REQUIRED WORK - Repeat what the lines below say, word for word, and skip every image.

Items from a dataset
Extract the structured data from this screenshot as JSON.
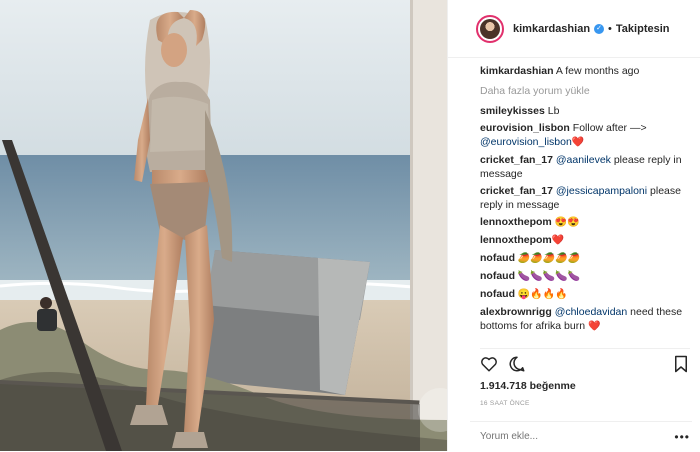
{
  "post": {
    "username": "kimkardashian",
    "follow_separator": "•",
    "follow_label": "Takiptesin",
    "verified_glyph": "✓"
  },
  "caption": {
    "username": "kimkardashian",
    "text": "A few months ago"
  },
  "load_more": "Daha fazla yorum yükle",
  "comments": [
    {
      "user": "smileykisses",
      "text": "Lb"
    },
    {
      "user": "eurovision_lisbon",
      "text": "Follow after —> ",
      "mention": "@eurovision_lisbon",
      "after": "",
      "emoji": "❤️"
    },
    {
      "user": "cricket_fan_17",
      "text": "",
      "mention": "@aanilevek",
      "after": " please reply in message"
    },
    {
      "user": "cricket_fan_17",
      "text": "",
      "mention": "@jessicapampaloni",
      "after": " please reply in message"
    },
    {
      "user": "lennoxthepom",
      "emoji": "😍😍"
    },
    {
      "user": "lennoxthepom",
      "emoji": "❤️"
    },
    {
      "user": "nofaud",
      "emoji": "🥭🥭🥭🥭🥭"
    },
    {
      "user": "nofaud",
      "emoji": "🍆🍆🍆🍆🍆"
    },
    {
      "user": "nofaud",
      "emoji": "😛🔥🔥🔥"
    },
    {
      "user": "alexbrownrigg",
      "text": "",
      "mention": "@chloedavidan",
      "after": " need these bottoms for afrika burn",
      "emoji": "❤️"
    }
  ],
  "likes": "1.914.718 beğenme",
  "timestamp": "16 SAAT ÖNCE",
  "comment_input": {
    "placeholder": "Yorum ekle..."
  },
  "more_menu": "•••",
  "icons": {
    "like": "heart-outline-icon",
    "comment": "speech-bubble-icon",
    "more": "ellipsis-icon"
  },
  "colors": {
    "link": "#003569",
    "verified": "#3897f0",
    "muted": "#999999",
    "text": "#262626"
  }
}
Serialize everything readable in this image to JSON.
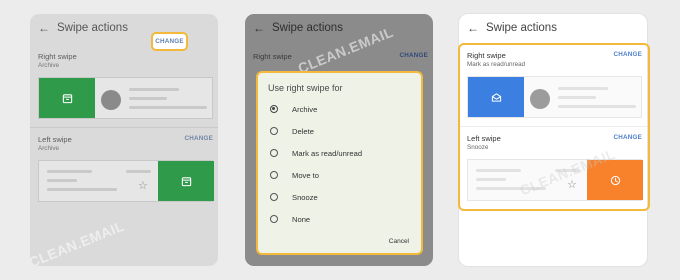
{
  "colors": {
    "highlight": "#f3b93a",
    "archive_green": "#2ca84f",
    "archive_green_dim": "#2f9b4a",
    "mark_read_blue": "#3b7fe0",
    "snooze_orange": "#f7822b"
  },
  "watermark": "CLEAN.EMAIL",
  "panel1": {
    "title": "Swipe actions",
    "right_swipe": {
      "label": "Right swipe",
      "value": "Archive",
      "change": "CHANGE",
      "icon": "archive-icon"
    },
    "left_swipe": {
      "label": "Left swipe",
      "value": "Archive",
      "change": "CHANGE",
      "icon": "archive-icon"
    }
  },
  "panel2": {
    "title": "Swipe actions",
    "right_swipe": {
      "label": "Right swipe",
      "change": "CHANGE"
    },
    "dialog": {
      "title": "Use right swipe for",
      "options": [
        "Archive",
        "Delete",
        "Mark as read/unread",
        "Move to",
        "Snooze",
        "None"
      ],
      "selected": "Archive",
      "cancel": "Cancel"
    }
  },
  "panel3": {
    "title": "Swipe actions",
    "right_swipe": {
      "label": "Right swipe",
      "value": "Mark as read/unread",
      "change": "CHANGE",
      "icon": "envelope-icon"
    },
    "left_swipe": {
      "label": "Left swipe",
      "value": "Snooze",
      "change": "CHANGE",
      "icon": "clock-icon"
    }
  }
}
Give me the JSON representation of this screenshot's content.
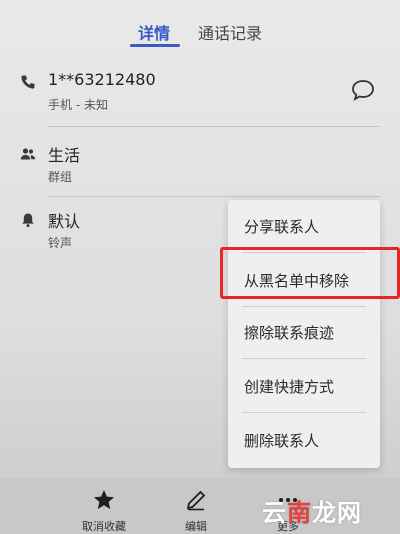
{
  "tabs": {
    "details": "详情",
    "call_log": "通话记录"
  },
  "contact": {
    "phone": "1**63212480",
    "phone_type": "手机 - 未知",
    "group_name": "生活",
    "group_label": "群组",
    "ringtone_name": "默认",
    "ringtone_label": "铃声"
  },
  "menu": {
    "items": [
      {
        "label": "分享联系人"
      },
      {
        "label": "从黑名单中移除"
      },
      {
        "label": "擦除联系痕迹"
      },
      {
        "label": "创建快捷方式"
      },
      {
        "label": "删除联系人"
      }
    ],
    "highlighted_index": 1
  },
  "bottom_bar": {
    "items": [
      {
        "label": "取消收藏",
        "icon": "star-icon"
      },
      {
        "label": "编辑",
        "icon": "pencil-icon"
      },
      {
        "label": "更多",
        "icon": "more-icon"
      }
    ]
  },
  "watermark": {
    "text_white": "云",
    "text_red": "南",
    "text_rest": "龙网"
  },
  "colors": {
    "accent": "#3a5bc7",
    "highlight": "#ea2424"
  }
}
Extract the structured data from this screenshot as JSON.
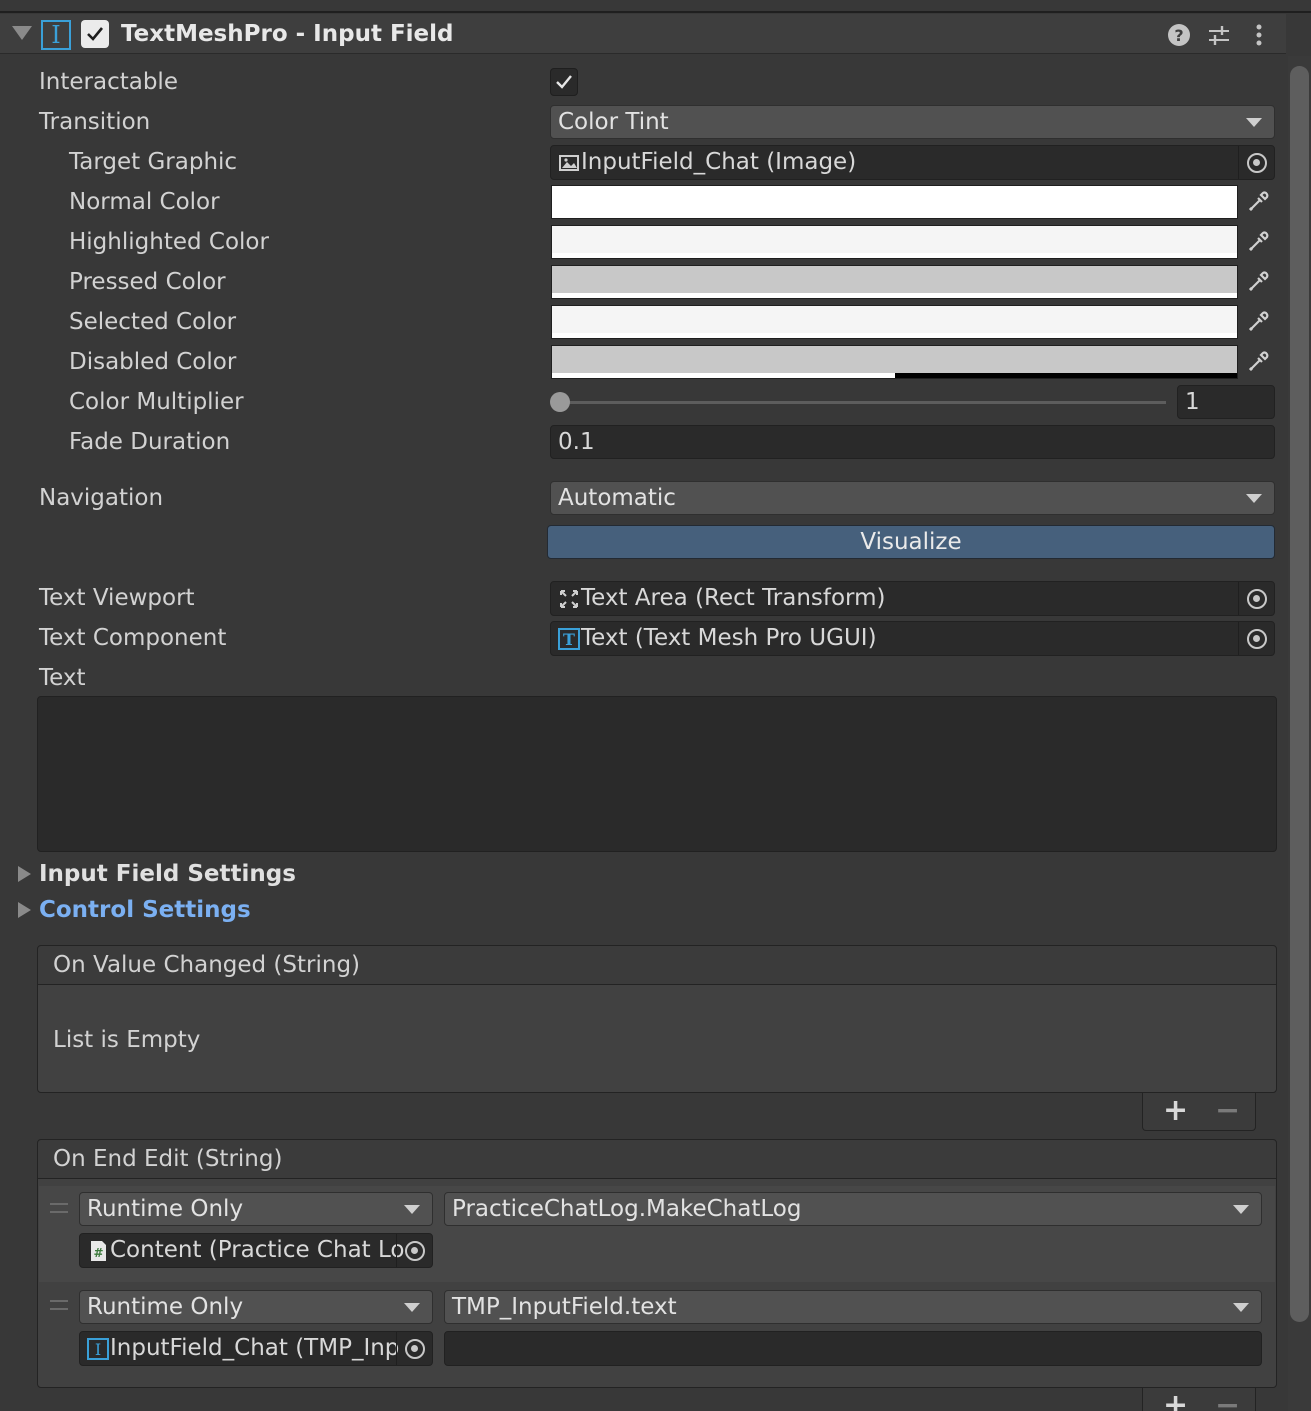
{
  "component": {
    "title": "TextMeshPro - Input Field",
    "enabled": true,
    "icon": "input-field-icon",
    "header_icons": [
      "help-icon",
      "preset-icon",
      "more-icon"
    ]
  },
  "properties": {
    "interactable_label": "Interactable",
    "interactable_checked": true,
    "transition_label": "Transition",
    "transition_value": "Color Tint",
    "target_graphic_label": "Target Graphic",
    "target_graphic_value": "InputField_Chat (Image)",
    "normal_color_label": "Normal Color",
    "highlighted_color_label": "Highlighted Color",
    "pressed_color_label": "Pressed Color",
    "selected_color_label": "Selected Color",
    "disabled_color_label": "Disabled Color",
    "color_multiplier_label": "Color Multiplier",
    "color_multiplier_value": "1",
    "fade_duration_label": "Fade Duration",
    "fade_duration_value": "0.1",
    "navigation_label": "Navigation",
    "navigation_value": "Automatic",
    "visualize_label": "Visualize",
    "text_viewport_label": "Text Viewport",
    "text_viewport_value": "Text Area (Rect Transform)",
    "text_component_label": "Text Component",
    "text_component_value": "Text (Text Mesh Pro UGUI)",
    "text_label": "Text",
    "text_value": ""
  },
  "colors": {
    "normal": "#ffffff",
    "highlighted": "#f5f5f5",
    "pressed": "#c8c8c8",
    "selected": "#f5f5f5",
    "disabled": "#c8c8c8",
    "disabled_alpha": 0.5,
    "accent_blue": "#7bb0f2",
    "visualize_bg": "#46607c"
  },
  "sections": {
    "input_field_settings": "Input Field Settings",
    "control_settings": "Control Settings"
  },
  "events": {
    "on_value_changed": {
      "title": "On Value Changed (String)",
      "empty_text": "List is Empty"
    },
    "on_end_edit": {
      "title": "On End Edit (String)",
      "listeners": [
        {
          "mode": "Runtime Only",
          "function": "PracticeChatLog.MakeChatLog",
          "object": "Content (Practice Chat Lo",
          "object_icon": "script-icon",
          "argument": ""
        },
        {
          "mode": "Runtime Only",
          "function": "TMP_InputField.text",
          "object": "InputField_Chat (TMP_Inp",
          "object_icon": "input-field-icon",
          "argument": ""
        }
      ]
    },
    "add_label": "+",
    "remove_label": "−"
  }
}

EXPECTED OUTPUT -
Extract the structured data from this screenshot as JSON.
{
  "post": {
    "username": "kimkardashian",
    "follow_separator": "•",
    "follow_label": "Takiptesin",
    "verified_glyph": "✓"
  },
  "caption": {
    "username": "kimkardashian",
    "text": "A few months ago"
  },
  "load_more": "Daha fazla yorum yükle",
  "comments": [
    {
      "user": "smileykisses",
      "text": "Lb"
    },
    {
      "user": "eurovision_lisbon",
      "text": "Follow after —> ",
      "mention": "@eurovision_lisbon",
      "after": "",
      "emoji": "❤️"
    },
    {
      "user": "cricket_fan_17",
      "text": "",
      "mention": "@aanilevek",
      "after": " please reply in message"
    },
    {
      "user": "cricket_fan_17",
      "text": "",
      "mention": "@jessicapampaloni",
      "after": " please reply in message"
    },
    {
      "user": "lennoxthepom",
      "emoji": "😍😍"
    },
    {
      "user": "lennoxthepom",
      "emoji": "❤️"
    },
    {
      "user": "nofaud",
      "emoji": "🥭🥭🥭🥭🥭"
    },
    {
      "user": "nofaud",
      "emoji": "🍆🍆🍆🍆🍆"
    },
    {
      "user": "nofaud",
      "emoji": "😛🔥🔥🔥"
    },
    {
      "user": "alexbrownrigg",
      "text": "",
      "mention": "@chloedavidan",
      "after": " need these bottoms for afrika burn",
      "emoji": "❤️"
    }
  ],
  "likes": "1.914.718 beğenme",
  "timestamp": "16 SAAT ÖNCE",
  "comment_input": {
    "placeholder": "Yorum ekle..."
  },
  "more_menu": "•••",
  "icons": {
    "like": "heart-outline-icon",
    "comment": "speech-bubble-icon",
    "more": "ellipsis-icon"
  },
  "colors": {
    "link": "#003569",
    "verified": "#3897f0",
    "muted": "#999999",
    "text": "#262626"
  }
}
Serialize everything readable in this image to JSON.
{
  "colors": {
    "highlight": "#f3b93a",
    "archive_green": "#2ca84f",
    "archive_green_dim": "#2f9b4a",
    "mark_read_blue": "#3b7fe0",
    "snooze_orange": "#f7822b"
  },
  "watermark": "CLEAN.EMAIL",
  "panel1": {
    "title": "Swipe actions",
    "right_swipe": {
      "label": "Right swipe",
      "value": "Archive",
      "change": "CHANGE",
      "icon": "archive-icon"
    },
    "left_swipe": {
      "label": "Left swipe",
      "value": "Archive",
      "change": "CHANGE",
      "icon": "archive-icon"
    }
  },
  "panel2": {
    "title": "Swipe actions",
    "right_swipe": {
      "label": "Right swipe",
      "change": "CHANGE"
    },
    "dialog": {
      "title": "Use right swipe for",
      "options": [
        "Archive",
        "Delete",
        "Mark as read/unread",
        "Move to",
        "Snooze",
        "None"
      ],
      "selected": "Archive",
      "cancel": "Cancel"
    }
  },
  "panel3": {
    "title": "Swipe actions",
    "right_swipe": {
      "label": "Right swipe",
      "value": "Mark as read/unread",
      "change": "CHANGE",
      "icon": "envelope-icon"
    },
    "left_swipe": {
      "label": "Left swipe",
      "value": "Snooze",
      "change": "CHANGE",
      "icon": "clock-icon"
    }
  }
}
Give me the JSON representation of this screenshot's content.
{
  "tabs": {
    "details": "详情",
    "call_log": "通话记录"
  },
  "contact": {
    "phone": "1**63212480",
    "phone_type": "手机 - 未知",
    "group_name": "生活",
    "group_label": "群组",
    "ringtone_name": "默认",
    "ringtone_label": "铃声"
  },
  "menu": {
    "items": [
      {
        "label": "分享联系人"
      },
      {
        "label": "从黑名单中移除"
      },
      {
        "label": "擦除联系痕迹"
      },
      {
        "label": "创建快捷方式"
      },
      {
        "label": "删除联系人"
      }
    ],
    "highlighted_index": 1
  },
  "bottom_bar": {
    "items": [
      {
        "label": "取消收藏",
        "icon": "star-icon"
      },
      {
        "label": "编辑",
        "icon": "pencil-icon"
      },
      {
        "label": "更多",
        "icon": "more-icon"
      }
    ]
  },
  "watermark": {
    "text_white": "云",
    "text_red": "南",
    "text_rest": "龙网"
  },
  "colors": {
    "accent": "#3a5bc7",
    "highlight": "#ea2424"
  }
}
Extract the structured data from this screenshot as JSON.
{
  "component": {
    "title": "TextMeshPro - Input Field",
    "enabled": true,
    "icon": "input-field-icon",
    "header_icons": [
      "help-icon",
      "preset-icon",
      "more-icon"
    ]
  },
  "properties": {
    "interactable_label": "Interactable",
    "interactable_checked": true,
    "transition_label": "Transition",
    "transition_value": "Color Tint",
    "target_graphic_label": "Target Graphic",
    "target_graphic_value": "InputField_Chat (Image)",
    "normal_color_label": "Normal Color",
    "highlighted_color_label": "Highlighted Color",
    "pressed_color_label": "Pressed Color",
    "selected_color_label": "Selected Color",
    "disabled_color_label": "Disabled Color",
    "color_multiplier_label": "Color Multiplier",
    "color_multiplier_value": "1",
    "fade_duration_label": "Fade Duration",
    "fade_duration_value": "0.1",
    "navigation_label": "Navigation",
    "navigation_value": "Automatic",
    "visualize_label": "Visualize",
    "text_viewport_label": "Text Viewport",
    "text_viewport_value": "Text Area (Rect Transform)",
    "text_component_label": "Text Component",
    "text_component_value": "Text (Text Mesh Pro UGUI)",
    "text_label": "Text",
    "text_value": ""
  },
  "colors": {
    "normal": "#ffffff",
    "highlighted": "#f5f5f5",
    "pressed": "#c8c8c8",
    "selected": "#f5f5f5",
    "disabled": "#c8c8c8",
    "disabled_alpha": 0.5,
    "accent_blue": "#7bb0f2",
    "visualize_bg": "#46607c"
  },
  "sections": {
    "input_field_settings": "Input Field Settings",
    "control_settings": "Control Settings"
  },
  "events": {
    "on_value_changed": {
      "title": "On Value Changed (String)",
      "empty_text": "List is Empty"
    },
    "on_end_edit": {
      "title": "On End Edit (String)",
      "listeners": [
        {
          "mode": "Runtime Only",
          "function": "PracticeChatLog.MakeChatLog",
          "object": "Content (Practice Chat Lo",
          "object_icon": "script-icon",
          "argument": ""
        },
        {
          "mode": "Runtime Only",
          "function": "TMP_InputField.text",
          "object": "InputField_Chat (TMP_Inp",
          "object_icon": "input-field-icon",
          "argument": ""
        }
      ]
    },
    "add_label": "+",
    "remove_label": "−"
  }
}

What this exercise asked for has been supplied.